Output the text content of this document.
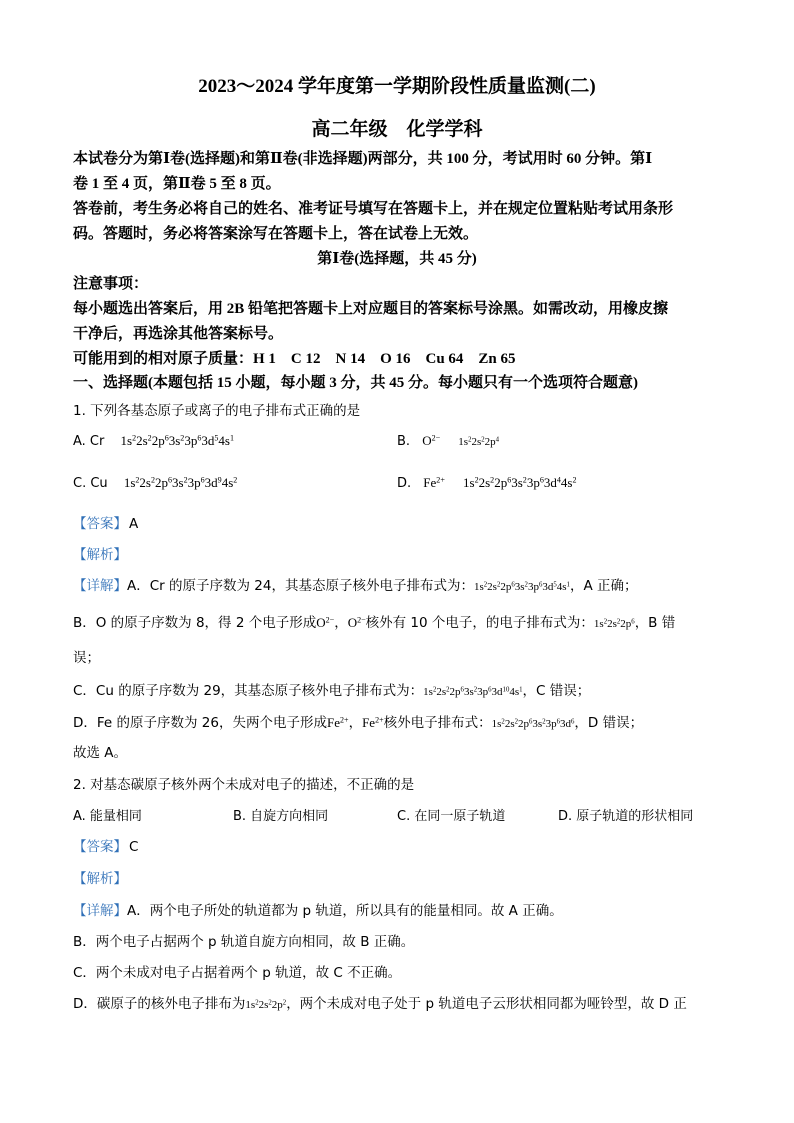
2023～2024 学年度第一学期阶段性质量监测(二)
高二年级　化学学科
本试卷分为第Ⅰ卷(选择题)和第Ⅱ卷(非选择题)两部分，共 100 分，考试用时 60 分钟。第Ⅰ
卷 1 至 4 页，第Ⅱ卷 5 至 8 页。
答卷前，考生务必将自己的姓名、准考证号填写在答题卡上，并在规定位置粘贴考试用条形
码。答题时，务必将答案涂写在答题卡上，答在试卷上无效。
第Ⅰ卷(选择题，共 45 分)
注意事项：
每小题选出答案后，用 2B 铅笔把答题卡上对应题目的答案标号涂黑。如需改动，用橡皮擦
干净后，再选涂其他答案标号。
可能用到的相对原子质量：H 1　C 12　N 14　O 16　Cu 64　Zn 65
一、选择题(本题包括 15 小题，每小题 3 分，共 45 分。每小题只有一个选项符合题意)
1. 下列各基态原子或离子的电子排布式正确的是
A. Cr $1s^22s^22p^63s^23p^63d^54s^1$	B. $O^{2-}$ $1s^22s^22p^4$
C. Cu $1s^22s^22p^63s^23p^63d^94s^2$	D. $Fe^{2+}$ $1s^22s^22p^63s^23p^63d^44s^2$
【答案】 A
【解析】
【详解】A．Cr 的原子序数为 24，其基态原子核外电子排布式为：$1s^22s^22p^63s^23p^63d^54s^1$，A 正确；
B．O 的原子序数为 8，得 2 个电子形成$O^{2-}$，$O^{2-}$核外有 10 个电子，的电子排布式为：$1s^22s^22p^6$，B 错
误；
C．Cu 的原子序数为 29，其基态原子核外电子排布式为：$1s^22s^22p^63s^23p^63d^{10}4s^1$，C 错误；
D．Fe 的原子序数为 26，失两个电子形成$Fe^{2+}$，$Fe^{2+}$核外电子排布式：$1s^22s^22p^63s^23p^63d^6$，D 错误；
故选 A。
2. 对基态碳原子核外两个未成对电子的描述，不正确的是
A. 能量相同	B. 自旋方向相同	C. 在同一原子轨道	D. 原子轨道的形状相同
【答案】 C
【解析】
【详解】A．两个电子所处的轨道都为 p 轨道，所以具有的能量相同。故 A 正确。
B．两个电子占据两个 p 轨道自旋方向相同，故 B 正确。
C．两个未成对电子占据着两个 p 轨道，故 C 不正确。
D．碳原子的核外电子排布为$1s^22s^22p^2$，两个未成对电子处于 p 轨道电子云形状相同都为哑铃型，故 D 正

*-*-*

* Short task
Each entry above is to be written out again unchanged, apart from the pictures, which are left out.

* Response
Output the text content of this document.
2023～2024 学年度第一学期阶段性质量监测(二)
高二年级　化学学科
本试卷分为第Ⅰ卷(选择题)和第Ⅱ卷(非选择题)两部分，共 100 分，考试用时 60 分钟。第Ⅰ
卷 1 至 4 页，第Ⅱ卷 5 至 8 页。
答卷前，考生务必将自己的姓名、准考证号填写在答题卡上，并在规定位置粘贴考试用条形
码。答题时，务必将答案涂写在答题卡上，答在试卷上无效。
第Ⅰ卷(选择题，共 45 分)
注意事项：
每小题选出答案后，用 2B 铅笔把答题卡上对应题目的答案标号涂黑。如需改动，用橡皮擦
干净后，再选涂其他答案标号。
可能用到的相对原子质量：H 1　C 12　N 14　O 16　Cu 64　Zn 65
一、选择题(本题包括 15 小题，每小题 3 分，共 45 分。每小题只有一个选项符合题意)
1. 下列各基态原子或离子的电子排布式正确的是
A. Cr $1s^22s^22p^63s^23p^63d^54s^1$	B. $O^{2-}$ $1s^22s^22p^4$
C. Cu $1s^22s^22p^63s^23p^63d^94s^2$	D. $Fe^{2+}$ $1s^22s^22p^63s^23p^63d^44s^2$
【答案】 A
【解析】
【详解】A．Cr 的原子序数为 24，其基态原子核外电子排布式为：$1s^22s^22p^63s^23p^63d^54s^1$，A 正确；
B．O 的原子序数为 8，得 2 个电子形成$O^{2-}$，$O^{2-}$核外有 10 个电子，的电子排布式为：$1s^22s^22p^6$，B 错
误；
C．Cu 的原子序数为 29，其基态原子核外电子排布式为：$1s^22s^22p^63s^23p^63d^{10}4s^1$，C 错误；
D．Fe 的原子序数为 26，失两个电子形成$Fe^{2+}$，$Fe^{2+}$核外电子排布式：$1s^22s^22p^63s^23p^63d^6$，D 错误；
故选 A。
2. 对基态碳原子核外两个未成对电子的描述，不正确的是
A. 能量相同	B. 自旋方向相同	C. 在同一原子轨道	D. 原子轨道的形状相同
【答案】 C
【解析】
【详解】A．两个电子所处的轨道都为 p 轨道，所以具有的能量相同。故 A 正确。
B．两个电子占据两个 p 轨道自旋方向相同，故 B 正确。
C．两个未成对电子占据着两个 p 轨道，故 C 不正确。
D．碳原子的核外电子排布为$1s^22s^22p^2$，两个未成对电子处于 p 轨道电子云形状相同都为哑铃型，故 D 正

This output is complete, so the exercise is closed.